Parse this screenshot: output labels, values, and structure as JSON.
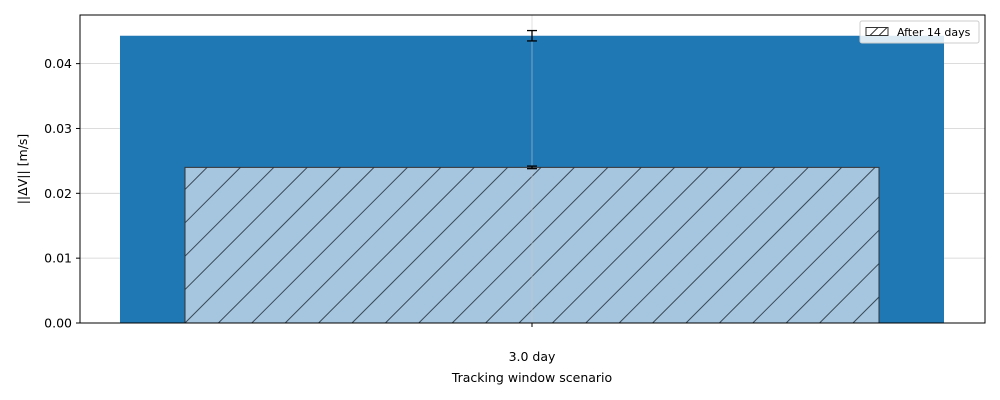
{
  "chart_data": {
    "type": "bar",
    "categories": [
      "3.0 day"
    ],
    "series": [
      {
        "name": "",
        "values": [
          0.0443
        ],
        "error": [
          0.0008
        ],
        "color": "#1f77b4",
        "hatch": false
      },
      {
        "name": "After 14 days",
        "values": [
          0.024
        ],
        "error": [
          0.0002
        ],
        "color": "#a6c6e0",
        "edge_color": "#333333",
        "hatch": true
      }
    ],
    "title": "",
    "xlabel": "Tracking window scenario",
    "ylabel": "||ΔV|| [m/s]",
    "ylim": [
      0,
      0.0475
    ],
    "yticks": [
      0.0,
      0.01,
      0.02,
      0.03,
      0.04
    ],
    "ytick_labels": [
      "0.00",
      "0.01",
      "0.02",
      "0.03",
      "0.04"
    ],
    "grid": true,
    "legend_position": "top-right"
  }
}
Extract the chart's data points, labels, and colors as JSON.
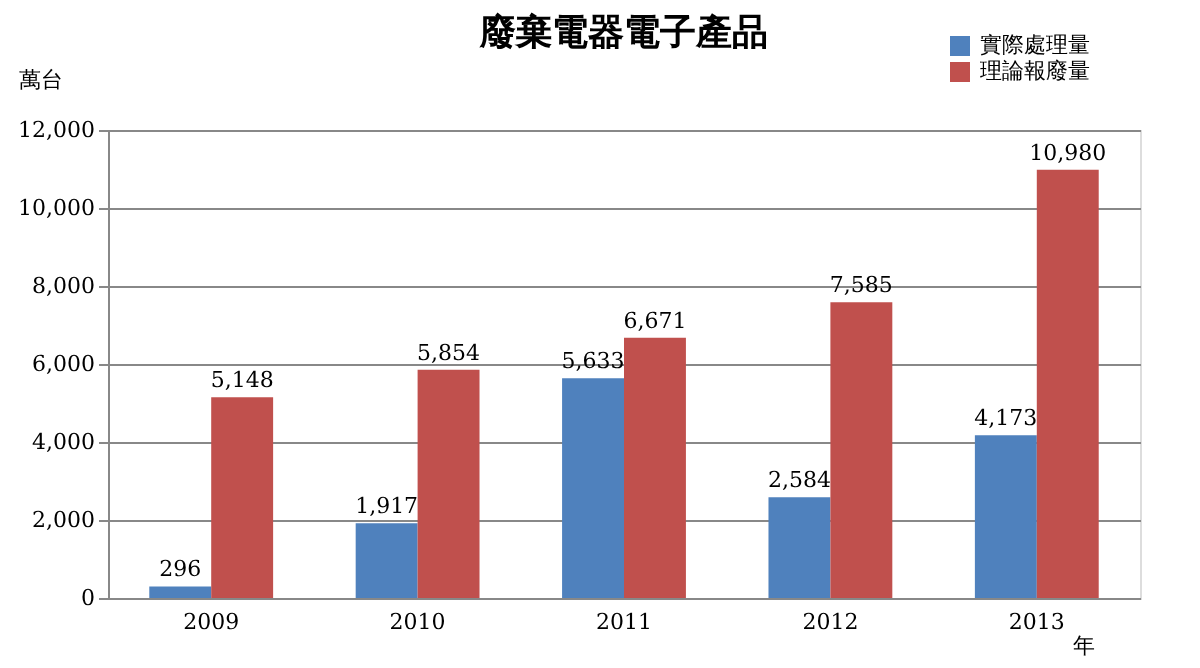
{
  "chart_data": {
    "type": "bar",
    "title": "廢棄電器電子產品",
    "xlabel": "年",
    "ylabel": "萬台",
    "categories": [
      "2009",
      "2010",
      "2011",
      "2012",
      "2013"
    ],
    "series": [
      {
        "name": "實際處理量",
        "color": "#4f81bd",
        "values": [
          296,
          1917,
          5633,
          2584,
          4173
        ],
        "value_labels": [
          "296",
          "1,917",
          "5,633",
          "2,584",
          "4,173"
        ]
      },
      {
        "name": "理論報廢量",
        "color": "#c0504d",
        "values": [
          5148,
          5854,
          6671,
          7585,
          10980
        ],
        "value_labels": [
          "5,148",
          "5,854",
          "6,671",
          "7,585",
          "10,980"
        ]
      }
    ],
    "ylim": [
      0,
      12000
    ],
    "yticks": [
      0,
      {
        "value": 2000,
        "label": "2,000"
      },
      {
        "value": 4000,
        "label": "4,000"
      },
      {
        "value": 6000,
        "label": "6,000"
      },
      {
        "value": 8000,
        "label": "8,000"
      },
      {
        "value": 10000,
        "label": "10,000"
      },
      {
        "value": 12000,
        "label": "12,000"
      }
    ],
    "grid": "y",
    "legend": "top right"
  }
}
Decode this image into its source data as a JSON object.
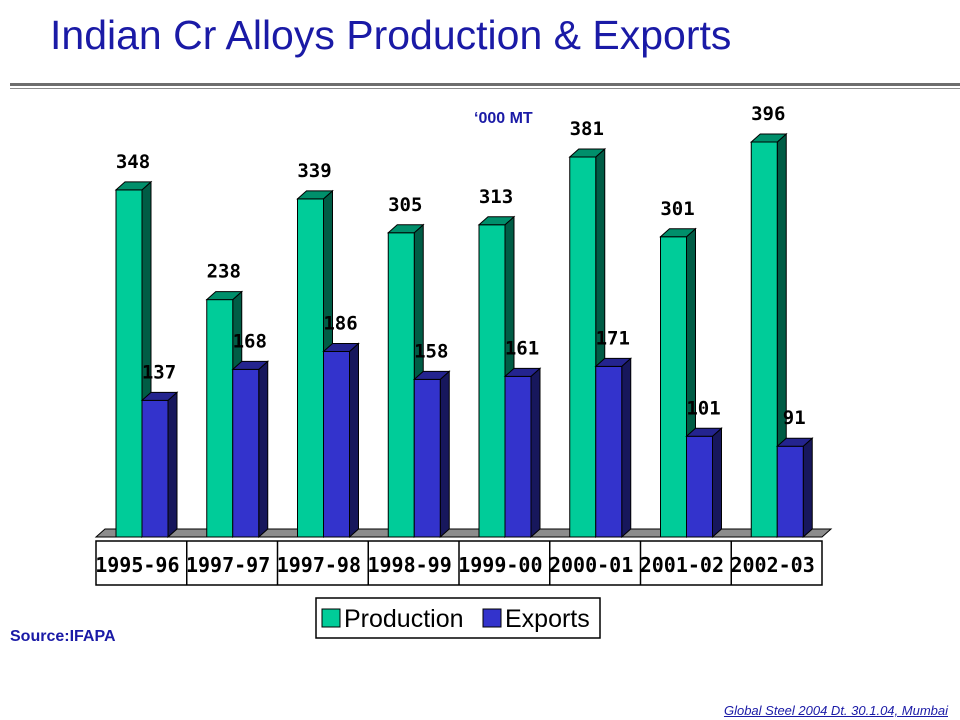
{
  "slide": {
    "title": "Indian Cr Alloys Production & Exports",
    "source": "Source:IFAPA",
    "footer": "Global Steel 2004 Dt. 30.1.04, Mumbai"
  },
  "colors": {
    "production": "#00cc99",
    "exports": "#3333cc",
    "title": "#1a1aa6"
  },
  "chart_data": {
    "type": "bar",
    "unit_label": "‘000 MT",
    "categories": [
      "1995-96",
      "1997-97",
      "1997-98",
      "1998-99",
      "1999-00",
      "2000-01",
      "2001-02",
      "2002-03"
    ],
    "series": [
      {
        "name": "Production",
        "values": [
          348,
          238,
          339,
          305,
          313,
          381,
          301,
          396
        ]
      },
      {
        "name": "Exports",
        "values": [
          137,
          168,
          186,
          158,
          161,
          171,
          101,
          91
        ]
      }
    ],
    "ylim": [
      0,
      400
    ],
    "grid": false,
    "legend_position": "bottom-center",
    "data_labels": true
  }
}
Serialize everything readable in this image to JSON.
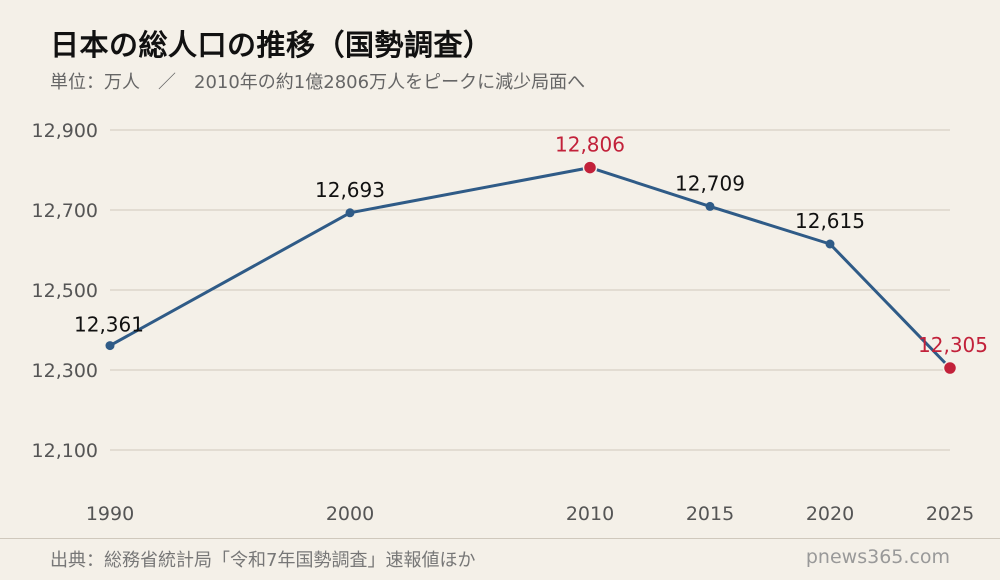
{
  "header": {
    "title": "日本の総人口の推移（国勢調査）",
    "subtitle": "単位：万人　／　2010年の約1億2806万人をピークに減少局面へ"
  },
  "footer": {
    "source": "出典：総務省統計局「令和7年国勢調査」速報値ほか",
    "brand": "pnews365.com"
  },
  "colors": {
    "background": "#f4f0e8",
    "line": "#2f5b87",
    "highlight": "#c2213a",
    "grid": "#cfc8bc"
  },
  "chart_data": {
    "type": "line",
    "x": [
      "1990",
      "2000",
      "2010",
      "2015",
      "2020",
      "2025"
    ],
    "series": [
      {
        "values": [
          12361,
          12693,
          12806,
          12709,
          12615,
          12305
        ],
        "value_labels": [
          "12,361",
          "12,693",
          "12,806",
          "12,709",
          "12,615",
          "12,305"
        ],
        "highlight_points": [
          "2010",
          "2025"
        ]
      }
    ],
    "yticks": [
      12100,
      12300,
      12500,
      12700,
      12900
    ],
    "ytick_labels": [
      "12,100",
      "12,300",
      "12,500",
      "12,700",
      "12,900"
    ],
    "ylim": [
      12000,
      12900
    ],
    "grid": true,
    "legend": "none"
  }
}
________________________________________
## THE TASK
Print all of the records shown above exactly, leaving out each picture.

## ANSWER TO THE TASK
Parse this screenshot: output labels, values, and structure as JSON.
{
  "chart_data": {
    "type": "bar",
    "categories": [
      "3.0 day"
    ],
    "series": [
      {
        "name": "",
        "values": [
          0.0443
        ],
        "error": [
          0.0008
        ],
        "color": "#1f77b4",
        "hatch": false
      },
      {
        "name": "After 14 days",
        "values": [
          0.024
        ],
        "error": [
          0.0002
        ],
        "color": "#a6c6e0",
        "edge_color": "#333333",
        "hatch": true
      }
    ],
    "title": "",
    "xlabel": "Tracking window scenario",
    "ylabel": "||ΔV|| [m/s]",
    "ylim": [
      0,
      0.0475
    ],
    "yticks": [
      0.0,
      0.01,
      0.02,
      0.03,
      0.04
    ],
    "ytick_labels": [
      "0.00",
      "0.01",
      "0.02",
      "0.03",
      "0.04"
    ],
    "grid": true,
    "legend_position": "top-right"
  }
}
Extract the chart's data points, labels, and colors as JSON.
{
  "chart_data": {
    "type": "bar",
    "title": "廢棄電器電子產品",
    "xlabel": "年",
    "ylabel": "萬台",
    "categories": [
      "2009",
      "2010",
      "2011",
      "2012",
      "2013"
    ],
    "series": [
      {
        "name": "實際處理量",
        "color": "#4f81bd",
        "values": [
          296,
          1917,
          5633,
          2584,
          4173
        ],
        "value_labels": [
          "296",
          "1,917",
          "5,633",
          "2,584",
          "4,173"
        ]
      },
      {
        "name": "理論報廢量",
        "color": "#c0504d",
        "values": [
          5148,
          5854,
          6671,
          7585,
          10980
        ],
        "value_labels": [
          "5,148",
          "5,854",
          "6,671",
          "7,585",
          "10,980"
        ]
      }
    ],
    "ylim": [
      0,
      12000
    ],
    "yticks": [
      0,
      {
        "value": 2000,
        "label": "2,000"
      },
      {
        "value": 4000,
        "label": "4,000"
      },
      {
        "value": 6000,
        "label": "6,000"
      },
      {
        "value": 8000,
        "label": "8,000"
      },
      {
        "value": 10000,
        "label": "10,000"
      },
      {
        "value": 12000,
        "label": "12,000"
      }
    ],
    "grid": "y",
    "legend": "top right"
  }
}
Decode this image into its source data as a JSON object.
{
  "slide": {
    "title": "Indian Cr Alloys Production & Exports",
    "source": "Source:IFAPA",
    "footer": "Global Steel 2004 Dt. 30.1.04, Mumbai"
  },
  "colors": {
    "production": "#00cc99",
    "exports": "#3333cc",
    "title": "#1a1aa6"
  },
  "chart_data": {
    "type": "bar",
    "unit_label": "‘000 MT",
    "categories": [
      "1995-96",
      "1997-97",
      "1997-98",
      "1998-99",
      "1999-00",
      "2000-01",
      "2001-02",
      "2002-03"
    ],
    "series": [
      {
        "name": "Production",
        "values": [
          348,
          238,
          339,
          305,
          313,
          381,
          301,
          396
        ]
      },
      {
        "name": "Exports",
        "values": [
          137,
          168,
          186,
          158,
          161,
          171,
          101,
          91
        ]
      }
    ],
    "ylim": [
      0,
      400
    ],
    "grid": false,
    "legend_position": "bottom-center",
    "data_labels": true
  }
}
Serialize everything readable in this image to JSON.
{
  "header": {
    "title": "日本の総人口の推移（国勢調査）",
    "subtitle": "単位：万人　／　2010年の約1億2806万人をピークに減少局面へ"
  },
  "footer": {
    "source": "出典：総務省統計局「令和7年国勢調査」速報値ほか",
    "brand": "pnews365.com"
  },
  "colors": {
    "background": "#f4f0e8",
    "line": "#2f5b87",
    "highlight": "#c2213a",
    "grid": "#cfc8bc"
  },
  "chart_data": {
    "type": "line",
    "x": [
      "1990",
      "2000",
      "2010",
      "2015",
      "2020",
      "2025"
    ],
    "series": [
      {
        "values": [
          12361,
          12693,
          12806,
          12709,
          12615,
          12305
        ],
        "value_labels": [
          "12,361",
          "12,693",
          "12,806",
          "12,709",
          "12,615",
          "12,305"
        ],
        "highlight_points": [
          "2010",
          "2025"
        ]
      }
    ],
    "yticks": [
      12100,
      12300,
      12500,
      12700,
      12900
    ],
    "ytick_labels": [
      "12,100",
      "12,300",
      "12,500",
      "12,700",
      "12,900"
    ],
    "ylim": [
      12000,
      12900
    ],
    "grid": true,
    "legend": "none"
  }
}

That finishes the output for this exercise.